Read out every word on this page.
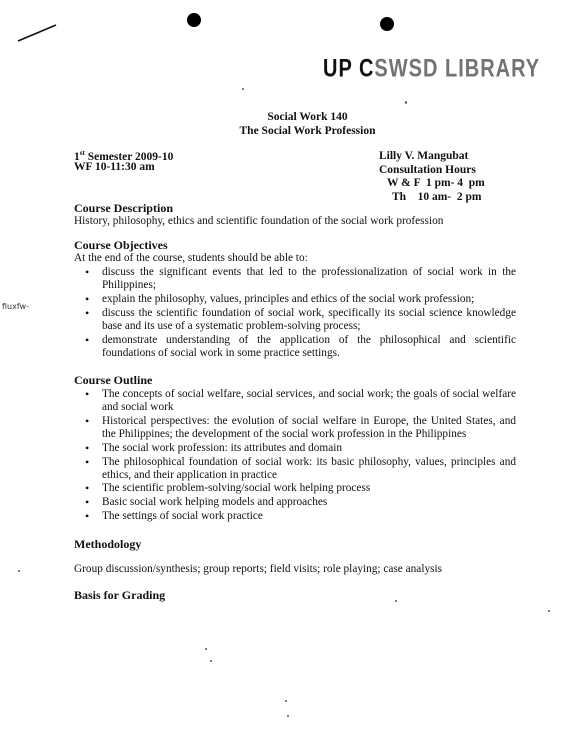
UP CSWSD LIBRARY
Social Work 140
The Social Work Profession
1st Semester 2009-10
WF 10-11:30 am
Lilly V. Mangubat
Consultation Hours
W & F  1 pm- 4  pm
Th    10 am-  2 pm
Course Description
History, philosophy, ethics and scientific foundation of the social work profession
Course Objectives
At the end of the course, students should be able to:
• discuss the significant events that led to the professionalization of social work in the Philippines;
• explain the philosophy, values, principles and ethics of the social work profession;
• discuss the scientific foundation of social work, specifically its social science knowledge base and its use of a systematic problem-solving process;
• demonstrate understanding of the application of the philosophical and scientific foundations of social work in some practice settings.
ﬁuxfw-
Course Outline
• The concepts of social welfare, social services, and social work; the goals of social welfare and social work
• Historical perspectives: the evolution of social welfare in Europe, the United States, and the Philippines; the development of the social work profession in the Philippines
• The social work profession: its attributes and domain
• The philosophical foundation of social work: its basic philosophy, values, principles and ethics, and their application in practice
• The scientific problem-solving/social work helping process
• Basic social work helping models and approaches
• The settings of social work practice
Methodology
Group discussion/synthesis; group reports; field visits; role playing; case analysis
Basis for Grading
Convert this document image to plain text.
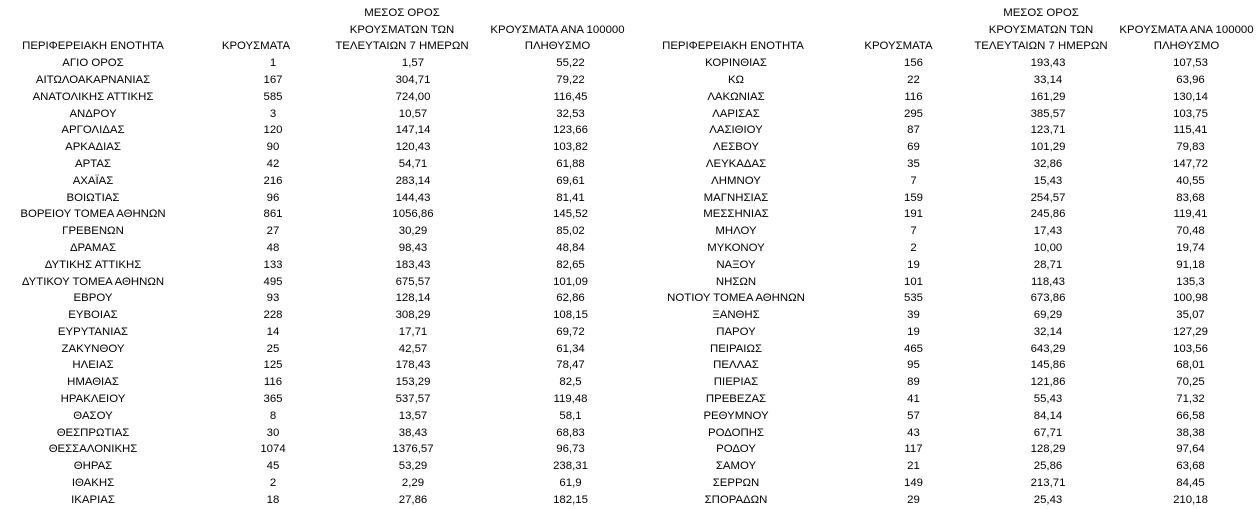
ΠΕΡΙΦΕΡΕΙΑΚΗ ΕΝΟΤΗΤΑ	ΚΡΟΥΣΜΑΤΑ	ΜΕΣΟΣ ΟΡΟΣ
ΚΡΟΥΣΜΑΤΩΝ ΤΩΝ
ΤΕΛΕΥΤΑΙΩΝ 7 ΗΜΕΡΩΝ	ΚΡΟΥΣΜΑΤΑ ΑΝΑ 100000
ΠΛΗΘΥΣΜΟ
ΑΓΙΟ ΟΡΟΣ	1	1,57	55,22
ΑΙΤΩΛΟΑΚΑΡΝΑΝΙΑΣ	167	304,71	79,22
ΑΝΑΤΟΛΙΚΗΣ ΑΤΤΙΚΗΣ	585	724,00	116,45
ΑΝΔΡΟΥ	3	10,57	32,53
ΑΡΓΟΛΙΔΑΣ	120	147,14	123,66
ΑΡΚΑΔΙΑΣ	90	120,43	103,82
ΑΡΤΑΣ	42	54,71	61,88
ΑΧΑΪΑΣ	216	283,14	69,61
ΒΟΙΩΤΙΑΣ	96	144,43	81,41
ΒΟΡΕΙΟΥ ΤΟΜΕΑ ΑΘΗΝΩΝ	861	1056,86	145,52
ΓΡΕΒΕΝΩΝ	27	30,29	85,02
ΔΡΑΜΑΣ	48	98,43	48,84
ΔΥΤΙΚΗΣ ΑΤΤΙΚΗΣ	133	183,43	82,65
ΔΥΤΙΚΟΥ ΤΟΜΕΑ ΑΘΗΝΩΝ	495	675,57	101,09
ΕΒΡΟΥ	93	128,14	62,86
ΕΥΒΟΙΑΣ	228	308,29	108,15
ΕΥΡΥΤΑΝΙΑΣ	14	17,71	69,72
ΖΑΚΥΝΘΟΥ	25	42,57	61,34
ΗΛΕΙΑΣ	125	178,43	78,47
ΗΜΑΘΙΑΣ	116	153,29	82,5
ΗΡΑΚΛΕΙΟΥ	365	537,57	119,48
ΘΑΣΟΥ	8	13,57	58,1
ΘΕΣΠΡΩΤΙΑΣ	30	38,43	68,83
ΘΕΣΣΑΛΟΝΙΚΗΣ	1074	1376,57	96,73
ΘΗΡΑΣ	45	53,29	238,31
ΙΘΑΚΗΣ	2	2,29	61,9
ΙΚΑΡΙΑΣ	18	27,86	182,15
ΠΕΡΙΦΕΡΕΙΑΚΗ ΕΝΟΤΗΤΑ	ΚΡΟΥΣΜΑΤΑ	ΜΕΣΟΣ ΟΡΟΣ
ΚΡΟΥΣΜΑΤΩΝ ΤΩΝ
ΤΕΛΕΥΤΑΙΩΝ 7 ΗΜΕΡΩΝ	ΚΡΟΥΣΜΑΤΑ ΑΝΑ 100000
ΠΛΗΘΥΣΜΟ
ΚΟΡΙΝΘΙΑΣ	156	193,43	107,53
ΚΩ	22	33,14	63,96
ΛΑΚΩΝΙΑΣ	116	161,29	130,14
ΛΑΡΙΣΑΣ	295	385,57	103,75
ΛΑΣΙΘΙΟΥ	87	123,71	115,41
ΛΕΣΒΟΥ	69	101,29	79,83
ΛΕΥΚΑΔΑΣ	35	32,86	147,72
ΛΗΜΝΟΥ	7	15,43	40,55
ΜΑΓΝΗΣΙΑΣ	159	254,57	83,68
ΜΕΣΣΗΝΙΑΣ	191	245,86	119,41
ΜΗΛΟΥ	7	17,43	70,48
ΜΥΚΟΝΟΥ	2	10,00	19,74
ΝΑΞΟΥ	19	28,71	91,18
ΝΗΣΩΝ	101	118,43	135,3
ΝΟΤΙΟΥ ΤΟΜΕΑ ΑΘΗΝΩΝ	535	673,86	100,98
ΞΑΝΘΗΣ	39	69,29	35,07
ΠΑΡΟΥ	19	32,14	127,29
ΠΕΙΡΑΙΩΣ	465	643,29	103,56
ΠΕΛΛΑΣ	95	145,86	68,01
ΠΙΕΡΙΑΣ	89	121,86	70,25
ΠΡΕΒΕΖΑΣ	41	55,43	71,32
ΡΕΘΥΜΝΟΥ	57	84,14	66,58
ΡΟΔΟΠΗΣ	43	67,71	38,38
ΡΟΔΟΥ	117	128,29	97,64
ΣΑΜΟΥ	21	25,86	63,68
ΣΕΡΡΩΝ	149	213,71	84,45
ΣΠΟΡΑΔΩΝ	29	25,43	210,18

WHAT YOU ARE ASKED TO DO:
Return only the number of lines in the preceding records that contain the string "helping".

CORRECT RESPONSE:
2